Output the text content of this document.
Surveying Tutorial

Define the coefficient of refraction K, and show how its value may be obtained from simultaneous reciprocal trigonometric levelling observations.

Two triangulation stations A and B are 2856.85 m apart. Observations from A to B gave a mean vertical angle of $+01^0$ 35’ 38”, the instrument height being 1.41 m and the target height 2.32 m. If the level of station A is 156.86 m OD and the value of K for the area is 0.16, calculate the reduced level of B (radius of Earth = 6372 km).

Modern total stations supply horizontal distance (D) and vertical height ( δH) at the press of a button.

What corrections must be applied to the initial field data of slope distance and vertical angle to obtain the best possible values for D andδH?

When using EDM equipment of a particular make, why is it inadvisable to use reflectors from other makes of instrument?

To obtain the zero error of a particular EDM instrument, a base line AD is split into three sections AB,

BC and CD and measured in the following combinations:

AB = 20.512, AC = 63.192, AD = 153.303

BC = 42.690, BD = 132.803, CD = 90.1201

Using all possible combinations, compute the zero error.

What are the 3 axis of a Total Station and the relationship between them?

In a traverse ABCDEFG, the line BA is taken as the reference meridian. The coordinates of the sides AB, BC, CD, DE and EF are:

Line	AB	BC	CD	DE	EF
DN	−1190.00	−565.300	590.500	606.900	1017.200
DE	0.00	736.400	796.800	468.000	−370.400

▶ Stated task
Every entry in the listing must be retyped exactly.

▶ Written answer
Output the text content of this document.
Surveying Tutorial

Define the coefficient of refraction K, and show how its value may be obtained from simultaneous reciprocal trigonometric levelling observations.

Two triangulation stations A and B are 2856.85 m apart. Observations from A to B gave a mean vertical angle of $+01^0$ 35’ 38”, the instrument height being 1.41 m and the target height 2.32 m. If the level of station A is 156.86 m OD and the value of K for the area is 0.16, calculate the reduced level of B (radius of Earth = 6372 km).

Modern total stations supply horizontal distance (D) and vertical height ( δH) at the press of a button.

What corrections must be applied to the initial field data of slope distance and vertical angle to obtain the best possible values for D andδH?

When using EDM equipment of a particular make, why is it inadvisable to use reflectors from other makes of instrument?

To obtain the zero error of a particular EDM instrument, a base line AD is split into three sections AB,

BC and CD and measured in the following combinations:

AB = 20.512, AC = 63.192, AD = 153.303

BC = 42.690, BD = 132.803, CD = 90.1201

Using all possible combinations, compute the zero error.

What are the 3 axis of a Total Station and the relationship between them?

In a traverse ABCDEFG, the line BA is taken as the reference meridian. The coordinates of the sides AB, BC, CD, DE and EF are:

Line	AB	BC	CD	DE	EF
DN	−1190.00	−565.300	590.500	606.900	1017.200
DE	0.00	736.400	796.800	468.000	−370.400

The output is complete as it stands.